◆ TASK TO CARRY OUT
With the pictures left out, copy the listing below exactly.

================

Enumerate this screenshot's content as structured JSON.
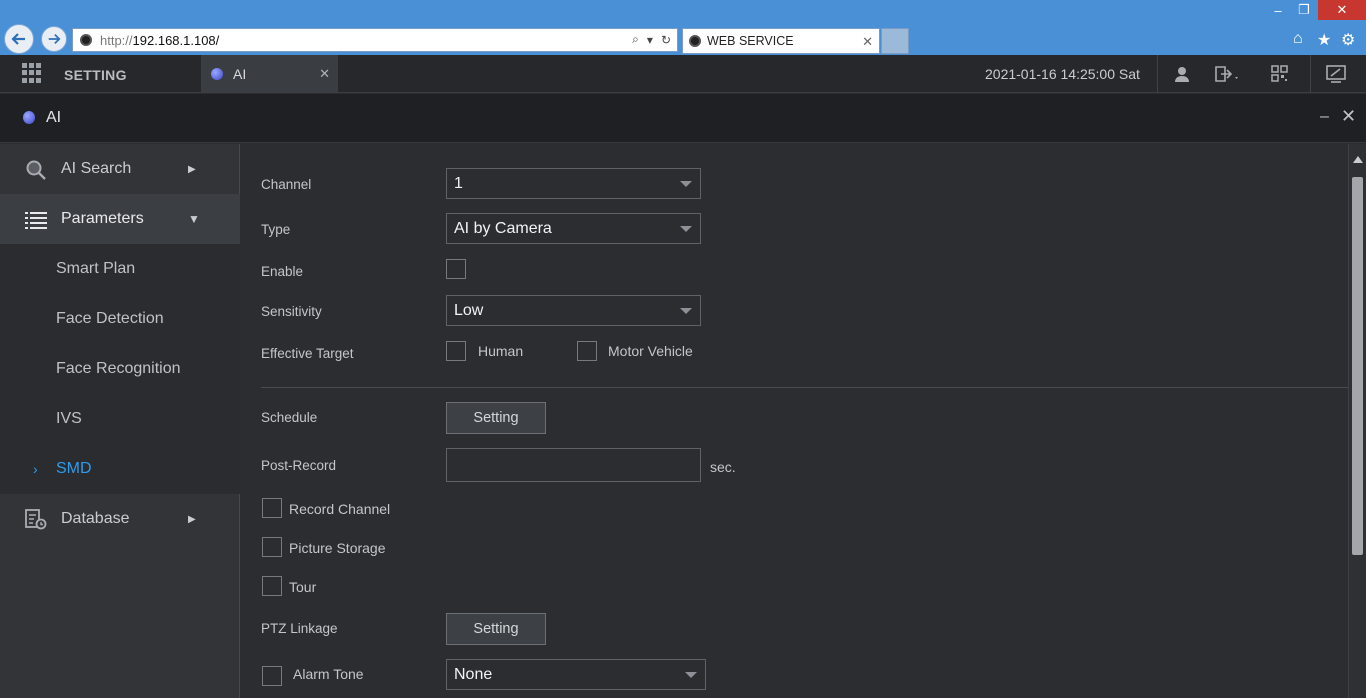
{
  "browser": {
    "url_proto": "http://",
    "url_host": "192.168.1.108/",
    "tab_title": "WEB SERVICE",
    "icons": [
      "back-icon",
      "forward-icon",
      "search-icon",
      "refresh-icon",
      "home-icon",
      "favorites-icon",
      "settings-gear-icon"
    ]
  },
  "header": {
    "setting_label": "SETTING",
    "tab_label": "AI",
    "datetime": "2021-01-16 14:25:00 Sat"
  },
  "window": {
    "title": "AI"
  },
  "sidebar": {
    "ai_search": "AI Search",
    "parameters": "Parameters",
    "items": [
      {
        "label": "Smart Plan"
      },
      {
        "label": "Face Detection"
      },
      {
        "label": "Face Recognition"
      },
      {
        "label": "IVS"
      },
      {
        "label": "SMD"
      }
    ],
    "database": "Database"
  },
  "form": {
    "channel_label": "Channel",
    "channel_value": "1",
    "type_label": "Type",
    "type_value": "AI by Camera",
    "enable_label": "Enable",
    "sensitivity_label": "Sensitivity",
    "sensitivity_value": "Low",
    "effective_target_label": "Effective Target",
    "target_human": "Human",
    "target_vehicle": "Motor Vehicle",
    "schedule_label": "Schedule",
    "schedule_button": "Setting",
    "post_record_label": "Post-Record",
    "post_record_value": "",
    "post_record_unit": "sec.",
    "record_channel": "Record Channel",
    "picture_storage": "Picture Storage",
    "tour": "Tour",
    "ptz_label": "PTZ Linkage",
    "ptz_button": "Setting",
    "alarm_tone_label": "Alarm Tone",
    "alarm_tone_value": "None"
  },
  "colors": {
    "accent": "#2f9bea",
    "browser_bar": "#4a90d6",
    "background": "#2b2d31"
  }
}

================

◆ REPLY
Enumerate this screenshot's content as structured JSON.
{
  "browser": {
    "url_proto": "http://",
    "url_host": "192.168.1.108/",
    "tab_title": "WEB SERVICE",
    "icons": [
      "back-icon",
      "forward-icon",
      "search-icon",
      "refresh-icon",
      "home-icon",
      "favorites-icon",
      "settings-gear-icon"
    ]
  },
  "header": {
    "setting_label": "SETTING",
    "tab_label": "AI",
    "datetime": "2021-01-16 14:25:00 Sat"
  },
  "window": {
    "title": "AI"
  },
  "sidebar": {
    "ai_search": "AI Search",
    "parameters": "Parameters",
    "items": [
      {
        "label": "Smart Plan"
      },
      {
        "label": "Face Detection"
      },
      {
        "label": "Face Recognition"
      },
      {
        "label": "IVS"
      },
      {
        "label": "SMD"
      }
    ],
    "database": "Database"
  },
  "form": {
    "channel_label": "Channel",
    "channel_value": "1",
    "type_label": "Type",
    "type_value": "AI by Camera",
    "enable_label": "Enable",
    "sensitivity_label": "Sensitivity",
    "sensitivity_value": "Low",
    "effective_target_label": "Effective Target",
    "target_human": "Human",
    "target_vehicle": "Motor Vehicle",
    "schedule_label": "Schedule",
    "schedule_button": "Setting",
    "post_record_label": "Post-Record",
    "post_record_value": "",
    "post_record_unit": "sec.",
    "record_channel": "Record Channel",
    "picture_storage": "Picture Storage",
    "tour": "Tour",
    "ptz_label": "PTZ Linkage",
    "ptz_button": "Setting",
    "alarm_tone_label": "Alarm Tone",
    "alarm_tone_value": "None"
  },
  "colors": {
    "accent": "#2f9bea",
    "browser_bar": "#4a90d6",
    "background": "#2b2d31"
  }
}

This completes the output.